Problem requirements: Write the listing out again, all of it, word for word.

Raw records:
::::

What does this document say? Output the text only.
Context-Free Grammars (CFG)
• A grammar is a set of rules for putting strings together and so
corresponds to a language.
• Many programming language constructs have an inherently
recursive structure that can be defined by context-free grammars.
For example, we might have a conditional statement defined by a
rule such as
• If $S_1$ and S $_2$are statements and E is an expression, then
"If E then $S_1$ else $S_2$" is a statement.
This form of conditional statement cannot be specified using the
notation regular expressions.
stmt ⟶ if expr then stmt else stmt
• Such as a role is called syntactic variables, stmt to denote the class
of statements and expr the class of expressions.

::::

Exercise solution:
What does this document say? Output the text only.
Context-Free Grammars (CFG)
• A grammar is a set of rules for putting strings together and so
corresponds to a language.
• Many programming language constructs have an inherently
recursive structure that can be defined by context-free grammars.
For example, we might have a conditional statement defined by a
rule such as
• If $S_1$ and S $_2$are statements and E is an expression, then
"If E then $S_1$ else $S_2$" is a statement.
This form of conditional statement cannot be specified using the
notation regular expressions.
stmt ⟶ if expr then stmt else stmt
• Such as a role is called syntactic variables, stmt to denote the class
of statements and expr the class of expressions.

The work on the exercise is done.